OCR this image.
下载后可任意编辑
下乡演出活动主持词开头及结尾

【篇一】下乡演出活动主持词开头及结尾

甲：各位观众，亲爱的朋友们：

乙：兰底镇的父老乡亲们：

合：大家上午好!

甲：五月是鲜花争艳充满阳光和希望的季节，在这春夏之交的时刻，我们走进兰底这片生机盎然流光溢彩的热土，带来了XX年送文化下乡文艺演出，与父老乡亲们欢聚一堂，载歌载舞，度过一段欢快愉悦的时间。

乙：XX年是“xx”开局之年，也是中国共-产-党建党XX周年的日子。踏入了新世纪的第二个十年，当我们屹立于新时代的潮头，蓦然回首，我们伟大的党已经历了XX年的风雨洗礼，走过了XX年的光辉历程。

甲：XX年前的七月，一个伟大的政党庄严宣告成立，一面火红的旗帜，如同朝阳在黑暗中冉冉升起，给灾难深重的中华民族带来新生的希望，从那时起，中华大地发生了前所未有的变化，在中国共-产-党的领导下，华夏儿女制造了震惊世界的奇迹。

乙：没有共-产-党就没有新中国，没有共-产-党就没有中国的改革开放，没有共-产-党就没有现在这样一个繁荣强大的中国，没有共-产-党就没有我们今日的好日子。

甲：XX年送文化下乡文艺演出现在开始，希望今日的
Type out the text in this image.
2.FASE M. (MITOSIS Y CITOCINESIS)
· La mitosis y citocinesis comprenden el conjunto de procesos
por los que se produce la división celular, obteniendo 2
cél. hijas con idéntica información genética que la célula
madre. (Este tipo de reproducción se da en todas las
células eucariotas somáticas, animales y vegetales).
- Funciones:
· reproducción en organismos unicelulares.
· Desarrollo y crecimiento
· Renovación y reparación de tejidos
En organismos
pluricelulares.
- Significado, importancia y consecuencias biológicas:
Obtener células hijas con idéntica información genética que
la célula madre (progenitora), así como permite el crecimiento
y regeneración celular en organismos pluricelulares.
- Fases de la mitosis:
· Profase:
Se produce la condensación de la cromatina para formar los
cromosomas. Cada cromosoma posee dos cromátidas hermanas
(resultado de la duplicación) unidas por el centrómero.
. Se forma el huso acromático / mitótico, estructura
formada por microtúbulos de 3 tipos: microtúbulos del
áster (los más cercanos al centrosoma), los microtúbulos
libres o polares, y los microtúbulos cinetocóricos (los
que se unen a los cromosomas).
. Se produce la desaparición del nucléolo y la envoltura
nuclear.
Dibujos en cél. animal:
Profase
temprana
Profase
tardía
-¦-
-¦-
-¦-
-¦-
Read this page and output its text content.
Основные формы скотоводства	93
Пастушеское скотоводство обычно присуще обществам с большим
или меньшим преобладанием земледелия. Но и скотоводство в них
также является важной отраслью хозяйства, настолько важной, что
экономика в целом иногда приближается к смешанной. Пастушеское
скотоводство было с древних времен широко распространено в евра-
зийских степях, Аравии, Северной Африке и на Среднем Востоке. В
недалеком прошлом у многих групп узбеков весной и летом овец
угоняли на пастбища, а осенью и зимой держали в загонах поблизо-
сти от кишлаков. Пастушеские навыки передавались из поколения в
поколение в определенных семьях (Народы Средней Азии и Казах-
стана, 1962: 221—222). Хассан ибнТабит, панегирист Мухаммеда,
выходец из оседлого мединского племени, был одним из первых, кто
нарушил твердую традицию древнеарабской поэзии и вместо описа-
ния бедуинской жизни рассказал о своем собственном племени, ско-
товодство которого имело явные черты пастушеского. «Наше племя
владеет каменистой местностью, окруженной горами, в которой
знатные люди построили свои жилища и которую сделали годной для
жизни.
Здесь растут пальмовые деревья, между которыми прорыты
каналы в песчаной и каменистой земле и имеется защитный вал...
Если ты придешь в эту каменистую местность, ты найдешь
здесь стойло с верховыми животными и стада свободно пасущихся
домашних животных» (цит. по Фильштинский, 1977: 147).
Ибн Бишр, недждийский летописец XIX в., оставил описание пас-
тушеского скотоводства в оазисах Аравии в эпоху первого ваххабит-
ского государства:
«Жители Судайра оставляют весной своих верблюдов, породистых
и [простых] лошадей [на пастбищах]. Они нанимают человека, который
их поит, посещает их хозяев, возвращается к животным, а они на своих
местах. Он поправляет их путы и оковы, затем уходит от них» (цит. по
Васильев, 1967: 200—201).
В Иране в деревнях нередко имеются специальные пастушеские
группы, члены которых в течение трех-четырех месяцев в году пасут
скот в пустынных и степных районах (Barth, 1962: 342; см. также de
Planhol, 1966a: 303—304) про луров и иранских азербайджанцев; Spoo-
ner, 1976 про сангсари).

# Written exercise:
Your task is to output the full set of records exactly as presented.

# Full solution:
OCR this image.
下载后可任意编辑
下乡演出活动主持词开头及结尾

【篇一】下乡演出活动主持词开头及结尾

甲：各位观众，亲爱的朋友们：

乙：兰底镇的父老乡亲们：

合：大家上午好!

甲：五月是鲜花争艳充满阳光和希望的季节，在这春夏之交的时刻，我们走进兰底这片生机盎然流光溢彩的热土，带来了XX年送文化下乡文艺演出，与父老乡亲们欢聚一堂，载歌载舞，度过一段欢快愉悦的时间。

乙：XX年是“xx”开局之年，也是中国共-产-党建党XX周年的日子。踏入了新世纪的第二个十年，当我们屹立于新时代的潮头，蓦然回首，我们伟大的党已经历了XX年的风雨洗礼，走过了XX年的光辉历程。

甲：XX年前的七月，一个伟大的政党庄严宣告成立，一面火红的旗帜，如同朝阳在黑暗中冉冉升起，给灾难深重的中华民族带来新生的希望，从那时起，中华大地发生了前所未有的变化，在中国共-产-党的领导下，华夏儿女制造了震惊世界的奇迹。

乙：没有共-产-党就没有新中国，没有共-产-党就没有中国的改革开放，没有共-产-党就没有现在这样一个繁荣强大的中国，没有共-产-党就没有我们今日的好日子。

甲：XX年送文化下乡文艺演出现在开始，希望今日的
Type out the text in this image.
2.FASE M. (MITOSIS Y CITOCINESIS)
· La mitosis y citocinesis comprenden el conjunto de procesos
por los que se produce la división celular, obteniendo 2
cél. hijas con idéntica información genética que la célula
madre. (Este tipo de reproducción se da en todas las
células eucariotas somáticas, animales y vegetales).
- Funciones:
· reproducción en organismos unicelulares.
· Desarrollo y crecimiento
· Renovación y reparación de tejidos
En organismos
pluricelulares.
- Significado, importancia y consecuencias biológicas:
Obtener células hijas con idéntica información genética que
la célula madre (progenitora), así como permite el crecimiento
y regeneración celular en organismos pluricelulares.
- Fases de la mitosis:
· Profase:
Se produce la condensación de la cromatina para formar los
cromosomas. Cada cromosoma posee dos cromátidas hermanas
(resultado de la duplicación) unidas por el centrómero.
. Se forma el huso acromático / mitótico, estructura
formada por microtúbulos de 3 tipos: microtúbulos del
áster (los más cercanos al centrosoma), los microtúbulos
libres o polares, y los microtúbulos cinetocóricos (los
que se unen a los cromosomas).
. Se produce la desaparición del nucléolo y la envoltura
nuclear.
Dibujos en cél. animal:
Profase
temprana
Profase
tardía
-¦-
-¦-
-¦-
-¦-
Read this page and output its text content.
Основные формы скотоводства	93
Пастушеское скотоводство обычно присуще обществам с большим
или меньшим преобладанием земледелия. Но и скотоводство в них
также является важной отраслью хозяйства, настолько важной, что
экономика в целом иногда приближается к смешанной. Пастушеское
скотоводство было с древних времен широко распространено в евра-
зийских степях, Аравии, Северной Африке и на Среднем Востоке. В
недалеком прошлом у многих групп узбеков весной и летом овец
угоняли на пастбища, а осенью и зимой держали в загонах поблизо-
сти от кишлаков. Пастушеские навыки передавались из поколения в
поколение в определенных семьях (Народы Средней Азии и Казах-
стана, 1962: 221—222). Хассан ибнТабит, панегирист Мухаммеда,
выходец из оседлого мединского племени, был одним из первых, кто
нарушил твердую традицию древнеарабской поэзии и вместо описа-
ния бедуинской жизни рассказал о своем собственном племени, ско-
товодство которого имело явные черты пастушеского. «Наше племя
владеет каменистой местностью, окруженной горами, в которой
знатные люди построили свои жилища и которую сделали годной для
жизни.
Здесь растут пальмовые деревья, между которыми прорыты
каналы в песчаной и каменистой земле и имеется защитный вал...
Если ты придешь в эту каменистую местность, ты найдешь
здесь стойло с верховыми животными и стада свободно пасущихся
домашних животных» (цит. по Фильштинский, 1977: 147).
Ибн Бишр, недждийский летописец XIX в., оставил описание пас-
тушеского скотоводства в оазисах Аравии в эпоху первого ваххабит-
ского государства:
«Жители Судайра оставляют весной своих верблюдов, породистых
и [простых] лошадей [на пастбищах]. Они нанимают человека, который
их поит, посещает их хозяев, возвращается к животным, а они на своих
местах. Он поправляет их путы и оковы, затем уходит от них» (цит. по
Васильев, 1967: 200—201).
В Иране в деревнях нередко имеются специальные пастушеские
группы, члены которых в течение трех-четырех месяцев в году пасут
скот в пустынных и степных районах (Barth, 1962: 342; см. также de
Planhol, 1966a: 303—304) про луров и иранских азербайджанцев; Spoo-
ner, 1976 про сангсари).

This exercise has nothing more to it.